[Dataset records]
········

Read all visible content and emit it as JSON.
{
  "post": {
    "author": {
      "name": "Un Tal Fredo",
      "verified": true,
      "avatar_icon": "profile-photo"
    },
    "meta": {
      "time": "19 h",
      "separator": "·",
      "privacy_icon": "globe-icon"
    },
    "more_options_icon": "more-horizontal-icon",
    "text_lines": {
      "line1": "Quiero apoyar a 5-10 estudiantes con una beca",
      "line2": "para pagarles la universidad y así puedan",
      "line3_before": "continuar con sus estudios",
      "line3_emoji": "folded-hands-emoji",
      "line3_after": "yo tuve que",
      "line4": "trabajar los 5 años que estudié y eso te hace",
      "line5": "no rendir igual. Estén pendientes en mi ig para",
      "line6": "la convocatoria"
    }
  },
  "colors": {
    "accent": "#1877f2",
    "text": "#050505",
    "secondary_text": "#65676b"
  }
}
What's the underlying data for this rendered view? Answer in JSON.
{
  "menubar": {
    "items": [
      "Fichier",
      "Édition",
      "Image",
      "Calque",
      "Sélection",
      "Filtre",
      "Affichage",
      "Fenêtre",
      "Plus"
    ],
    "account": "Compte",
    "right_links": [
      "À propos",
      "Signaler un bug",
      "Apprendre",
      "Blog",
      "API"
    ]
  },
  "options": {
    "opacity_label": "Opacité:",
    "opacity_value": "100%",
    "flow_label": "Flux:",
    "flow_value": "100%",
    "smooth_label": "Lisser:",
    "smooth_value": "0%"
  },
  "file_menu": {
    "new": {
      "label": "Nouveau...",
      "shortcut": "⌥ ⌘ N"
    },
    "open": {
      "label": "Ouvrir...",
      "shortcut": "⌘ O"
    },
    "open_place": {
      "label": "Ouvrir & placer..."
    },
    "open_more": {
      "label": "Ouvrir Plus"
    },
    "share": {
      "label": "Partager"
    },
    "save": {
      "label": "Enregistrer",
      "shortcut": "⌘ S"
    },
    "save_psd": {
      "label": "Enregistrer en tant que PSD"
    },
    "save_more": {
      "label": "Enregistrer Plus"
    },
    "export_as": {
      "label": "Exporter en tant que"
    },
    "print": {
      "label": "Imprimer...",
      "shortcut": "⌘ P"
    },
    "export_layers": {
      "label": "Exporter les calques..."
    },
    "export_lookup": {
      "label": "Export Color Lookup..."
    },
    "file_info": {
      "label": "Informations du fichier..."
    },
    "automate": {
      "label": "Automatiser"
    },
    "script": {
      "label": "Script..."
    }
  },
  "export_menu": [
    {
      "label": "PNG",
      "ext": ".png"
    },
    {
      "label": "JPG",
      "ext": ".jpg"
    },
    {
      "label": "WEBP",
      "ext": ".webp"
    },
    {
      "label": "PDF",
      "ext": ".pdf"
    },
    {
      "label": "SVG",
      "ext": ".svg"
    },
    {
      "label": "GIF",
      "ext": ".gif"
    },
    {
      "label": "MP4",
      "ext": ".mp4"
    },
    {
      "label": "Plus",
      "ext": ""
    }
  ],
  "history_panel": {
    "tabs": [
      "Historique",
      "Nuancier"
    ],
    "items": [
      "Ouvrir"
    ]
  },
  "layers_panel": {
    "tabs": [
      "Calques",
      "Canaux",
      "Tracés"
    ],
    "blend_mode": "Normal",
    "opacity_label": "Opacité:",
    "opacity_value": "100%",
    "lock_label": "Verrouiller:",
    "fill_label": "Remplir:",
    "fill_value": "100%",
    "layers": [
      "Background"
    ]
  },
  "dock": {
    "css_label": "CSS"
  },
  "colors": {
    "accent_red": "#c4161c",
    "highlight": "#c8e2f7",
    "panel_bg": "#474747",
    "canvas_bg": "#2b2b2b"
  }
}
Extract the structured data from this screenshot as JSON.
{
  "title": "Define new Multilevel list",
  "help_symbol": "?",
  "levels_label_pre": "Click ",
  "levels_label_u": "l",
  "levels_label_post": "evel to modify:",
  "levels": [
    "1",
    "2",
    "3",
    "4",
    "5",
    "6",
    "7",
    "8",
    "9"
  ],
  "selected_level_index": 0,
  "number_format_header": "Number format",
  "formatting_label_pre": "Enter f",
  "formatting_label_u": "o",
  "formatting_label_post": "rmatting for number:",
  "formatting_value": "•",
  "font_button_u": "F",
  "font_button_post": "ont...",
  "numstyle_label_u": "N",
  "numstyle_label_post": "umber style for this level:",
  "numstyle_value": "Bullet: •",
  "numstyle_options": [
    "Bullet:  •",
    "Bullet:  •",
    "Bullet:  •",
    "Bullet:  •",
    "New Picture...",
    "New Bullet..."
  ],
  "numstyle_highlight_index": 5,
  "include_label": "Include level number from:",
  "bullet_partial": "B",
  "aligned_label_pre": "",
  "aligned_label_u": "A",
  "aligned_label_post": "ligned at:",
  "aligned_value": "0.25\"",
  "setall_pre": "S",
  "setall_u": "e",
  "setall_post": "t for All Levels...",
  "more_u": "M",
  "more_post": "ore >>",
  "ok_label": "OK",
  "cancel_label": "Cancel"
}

········

* SET TASK: Filter the entries down to the lines containing "shortcut". Copy each of those lines.

* EXPECTED OUTPUT:
      "shortcut": "⌥ ⌘ N"
      "shortcut": "⌘ O"
      "shortcut": "⌘ S"
      "shortcut": "⌘ P"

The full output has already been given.